DATASET EXCERPTS:
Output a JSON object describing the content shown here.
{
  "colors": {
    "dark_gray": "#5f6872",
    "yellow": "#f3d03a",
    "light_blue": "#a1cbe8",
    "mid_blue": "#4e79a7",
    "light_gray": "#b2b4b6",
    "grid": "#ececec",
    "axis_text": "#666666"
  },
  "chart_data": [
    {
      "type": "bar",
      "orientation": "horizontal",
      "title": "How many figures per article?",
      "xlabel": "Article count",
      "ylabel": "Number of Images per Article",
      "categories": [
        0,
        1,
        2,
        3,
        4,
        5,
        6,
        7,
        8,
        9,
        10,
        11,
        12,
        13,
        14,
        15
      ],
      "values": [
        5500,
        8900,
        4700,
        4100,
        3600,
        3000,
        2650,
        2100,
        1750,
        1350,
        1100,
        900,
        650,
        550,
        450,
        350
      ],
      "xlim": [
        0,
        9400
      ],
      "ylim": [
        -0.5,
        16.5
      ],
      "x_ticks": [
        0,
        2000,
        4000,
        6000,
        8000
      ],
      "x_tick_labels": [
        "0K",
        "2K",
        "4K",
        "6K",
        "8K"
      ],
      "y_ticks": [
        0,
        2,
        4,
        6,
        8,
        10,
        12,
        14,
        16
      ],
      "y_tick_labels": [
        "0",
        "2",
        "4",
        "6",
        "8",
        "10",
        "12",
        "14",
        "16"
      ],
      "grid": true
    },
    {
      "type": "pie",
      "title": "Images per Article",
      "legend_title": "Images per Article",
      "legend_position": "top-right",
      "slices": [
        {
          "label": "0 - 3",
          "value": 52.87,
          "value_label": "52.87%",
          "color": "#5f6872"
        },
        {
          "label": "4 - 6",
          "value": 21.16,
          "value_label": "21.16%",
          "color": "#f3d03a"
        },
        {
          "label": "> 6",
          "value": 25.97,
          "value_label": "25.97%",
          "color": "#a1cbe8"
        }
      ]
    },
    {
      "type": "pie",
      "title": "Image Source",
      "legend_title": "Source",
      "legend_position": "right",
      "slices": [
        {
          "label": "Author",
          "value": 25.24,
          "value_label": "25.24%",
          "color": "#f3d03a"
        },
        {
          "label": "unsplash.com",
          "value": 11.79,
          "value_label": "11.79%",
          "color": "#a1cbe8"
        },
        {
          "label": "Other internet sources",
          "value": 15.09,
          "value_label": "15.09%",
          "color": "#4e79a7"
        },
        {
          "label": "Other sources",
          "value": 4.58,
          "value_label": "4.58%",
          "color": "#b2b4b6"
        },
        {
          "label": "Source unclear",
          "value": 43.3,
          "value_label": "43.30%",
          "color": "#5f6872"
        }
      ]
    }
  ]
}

INSTRUCTIONS FOR THE TASK: Using the records above, copy each line that contains "right".

WRITTEN SOLUTION:
      "legend_position": "top-right",
      "legend_position": "right",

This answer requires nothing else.